▶ _DESCRIPTION OF THE TASK_
Every line of the data below is to be retyped exactly.

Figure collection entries
============
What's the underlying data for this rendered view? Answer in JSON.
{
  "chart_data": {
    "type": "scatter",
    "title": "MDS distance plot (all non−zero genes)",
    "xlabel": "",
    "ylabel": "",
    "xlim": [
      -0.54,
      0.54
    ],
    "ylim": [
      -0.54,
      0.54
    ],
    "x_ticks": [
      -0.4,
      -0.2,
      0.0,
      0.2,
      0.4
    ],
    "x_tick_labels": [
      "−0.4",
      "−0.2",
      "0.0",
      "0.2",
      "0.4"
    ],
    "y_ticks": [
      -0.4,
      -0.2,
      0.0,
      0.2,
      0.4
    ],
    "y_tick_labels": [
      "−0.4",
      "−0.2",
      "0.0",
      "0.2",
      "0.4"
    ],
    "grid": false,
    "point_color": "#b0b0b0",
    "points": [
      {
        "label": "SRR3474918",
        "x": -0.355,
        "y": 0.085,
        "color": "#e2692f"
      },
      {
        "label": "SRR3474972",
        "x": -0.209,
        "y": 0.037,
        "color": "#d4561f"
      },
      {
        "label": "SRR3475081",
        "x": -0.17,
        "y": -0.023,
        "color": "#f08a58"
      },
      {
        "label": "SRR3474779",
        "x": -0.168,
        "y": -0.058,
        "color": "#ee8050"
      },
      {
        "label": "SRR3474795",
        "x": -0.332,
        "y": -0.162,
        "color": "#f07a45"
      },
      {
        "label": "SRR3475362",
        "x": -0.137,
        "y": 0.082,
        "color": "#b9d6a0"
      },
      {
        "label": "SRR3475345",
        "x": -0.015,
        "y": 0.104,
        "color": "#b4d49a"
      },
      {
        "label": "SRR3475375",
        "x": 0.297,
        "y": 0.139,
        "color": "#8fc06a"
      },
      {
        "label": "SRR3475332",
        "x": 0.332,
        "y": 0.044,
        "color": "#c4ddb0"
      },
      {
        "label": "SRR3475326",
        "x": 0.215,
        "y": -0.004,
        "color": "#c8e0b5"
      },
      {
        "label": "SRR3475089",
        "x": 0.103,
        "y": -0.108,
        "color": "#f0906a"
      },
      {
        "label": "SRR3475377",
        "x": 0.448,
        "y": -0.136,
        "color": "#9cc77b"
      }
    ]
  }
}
============
▶ _EXERCISE RESPONSE_
What's the underlying data for this rendered view? Answer in JSON.
{
  "chart_data": {
    "type": "scatter",
    "title": "MDS distance plot (all non−zero genes)",
    "xlabel": "",
    "ylabel": "",
    "xlim": [
      -0.54,
      0.54
    ],
    "ylim": [
      -0.54,
      0.54
    ],
    "x_ticks": [
      -0.4,
      -0.2,
      0.0,
      0.2,
      0.4
    ],
    "x_tick_labels": [
      "−0.4",
      "−0.2",
      "0.0",
      "0.2",
      "0.4"
    ],
    "y_ticks": [
      -0.4,
      -0.2,
      0.0,
      0.2,
      0.4
    ],
    "y_tick_labels": [
      "−0.4",
      "−0.2",
      "0.0",
      "0.2",
      "0.4"
    ],
    "grid": false,
    "point_color": "#b0b0b0",
    "points": [
      {
        "label": "SRR3474918",
        "x": -0.355,
        "y": 0.085,
        "color": "#e2692f"
      },
      {
        "label": "SRR3474972",
        "x": -0.209,
        "y": 0.037,
        "color": "#d4561f"
      },
      {
        "label": "SRR3475081",
        "x": -0.17,
        "y": -0.023,
        "color": "#f08a58"
      },
      {
        "label": "SRR3474779",
        "x": -0.168,
        "y": -0.058,
        "color": "#ee8050"
      },
      {
        "label": "SRR3474795",
        "x": -0.332,
        "y": -0.162,
        "color": "#f07a45"
      },
      {
        "label": "SRR3475362",
        "x": -0.137,
        "y": 0.082,
        "color": "#b9d6a0"
      },
      {
        "label": "SRR3475345",
        "x": -0.015,
        "y": 0.104,
        "color": "#b4d49a"
      },
      {
        "label": "SRR3475375",
        "x": 0.297,
        "y": 0.139,
        "color": "#8fc06a"
      },
      {
        "label": "SRR3475332",
        "x": 0.332,
        "y": 0.044,
        "color": "#c4ddb0"
      },
      {
        "label": "SRR3475326",
        "x": 0.215,
        "y": -0.004,
        "color": "#c8e0b5"
      },
      {
        "label": "SRR3475089",
        "x": 0.103,
        "y": -0.108,
        "color": "#f0906a"
      },
      {
        "label": "SRR3475377",
        "x": 0.448,
        "y": -0.136,
        "color": "#9cc77b"
      }
    ]
  }
}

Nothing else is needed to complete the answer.